Retype each line of the material exactly, please, skipping any picture in it.

• Dataset records:
▼
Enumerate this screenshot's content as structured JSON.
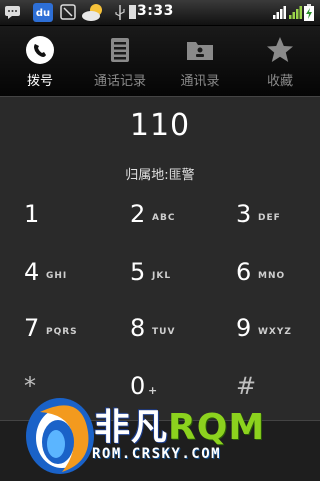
{
  "status_bar": {
    "time": "3:33",
    "icons": [
      "message-icon",
      "baidu-icon",
      "missed-call-icon",
      "weather-icon",
      "usb-icon",
      "sd-card-icon",
      "wifi-icon",
      "signal-icon",
      "battery-icon"
    ]
  },
  "tabs": [
    {
      "label": "拨号",
      "icon": "phone-icon",
      "active": true
    },
    {
      "label": "通话记录",
      "icon": "call-log-icon",
      "active": false
    },
    {
      "label": "通讯录",
      "icon": "contacts-icon",
      "active": false
    },
    {
      "label": "收藏",
      "icon": "star-icon",
      "active": false
    }
  ],
  "dialer": {
    "number": "110",
    "location": "归属地:匪警"
  },
  "keypad": [
    {
      "digit": "1",
      "letters": ""
    },
    {
      "digit": "2",
      "letters": "ABC"
    },
    {
      "digit": "3",
      "letters": "DEF"
    },
    {
      "digit": "4",
      "letters": "GHI"
    },
    {
      "digit": "5",
      "letters": "JKL"
    },
    {
      "digit": "6",
      "letters": "MNO"
    },
    {
      "digit": "7",
      "letters": "PQRS"
    },
    {
      "digit": "8",
      "letters": "TUV"
    },
    {
      "digit": "9",
      "letters": "WXYZ"
    },
    {
      "digit": "*",
      "letters": ""
    },
    {
      "digit": "0",
      "letters": "+"
    },
    {
      "digit": "#",
      "letters": ""
    }
  ],
  "watermark": {
    "brand_white": "非凡",
    "brand_green": "RQM",
    "url": "ROM.CRSKY.COM"
  },
  "colors": {
    "background": "#2a2a2a",
    "tab_bar": "#0a0a0a",
    "accent_green": "#8cd21e",
    "logo_blue": "#1a62c8"
  }
}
▲
• Final result:
Enumerate this screenshot's content as structured JSON.
{
  "status_bar": {
    "time": "3:33",
    "icons": [
      "message-icon",
      "baidu-icon",
      "missed-call-icon",
      "weather-icon",
      "usb-icon",
      "sd-card-icon",
      "wifi-icon",
      "signal-icon",
      "battery-icon"
    ]
  },
  "tabs": [
    {
      "label": "拨号",
      "icon": "phone-icon",
      "active": true
    },
    {
      "label": "通话记录",
      "icon": "call-log-icon",
      "active": false
    },
    {
      "label": "通讯录",
      "icon": "contacts-icon",
      "active": false
    },
    {
      "label": "收藏",
      "icon": "star-icon",
      "active": false
    }
  ],
  "dialer": {
    "number": "110",
    "location": "归属地:匪警"
  },
  "keypad": [
    {
      "digit": "1",
      "letters": ""
    },
    {
      "digit": "2",
      "letters": "ABC"
    },
    {
      "digit": "3",
      "letters": "DEF"
    },
    {
      "digit": "4",
      "letters": "GHI"
    },
    {
      "digit": "5",
      "letters": "JKL"
    },
    {
      "digit": "6",
      "letters": "MNO"
    },
    {
      "digit": "7",
      "letters": "PQRS"
    },
    {
      "digit": "8",
      "letters": "TUV"
    },
    {
      "digit": "9",
      "letters": "WXYZ"
    },
    {
      "digit": "*",
      "letters": ""
    },
    {
      "digit": "0",
      "letters": "+"
    },
    {
      "digit": "#",
      "letters": ""
    }
  ],
  "watermark": {
    "brand_white": "非凡",
    "brand_green": "RQM",
    "url": "ROM.CRSKY.COM"
  },
  "colors": {
    "background": "#2a2a2a",
    "tab_bar": "#0a0a0a",
    "accent_green": "#8cd21e",
    "logo_blue": "#1a62c8"
  }
}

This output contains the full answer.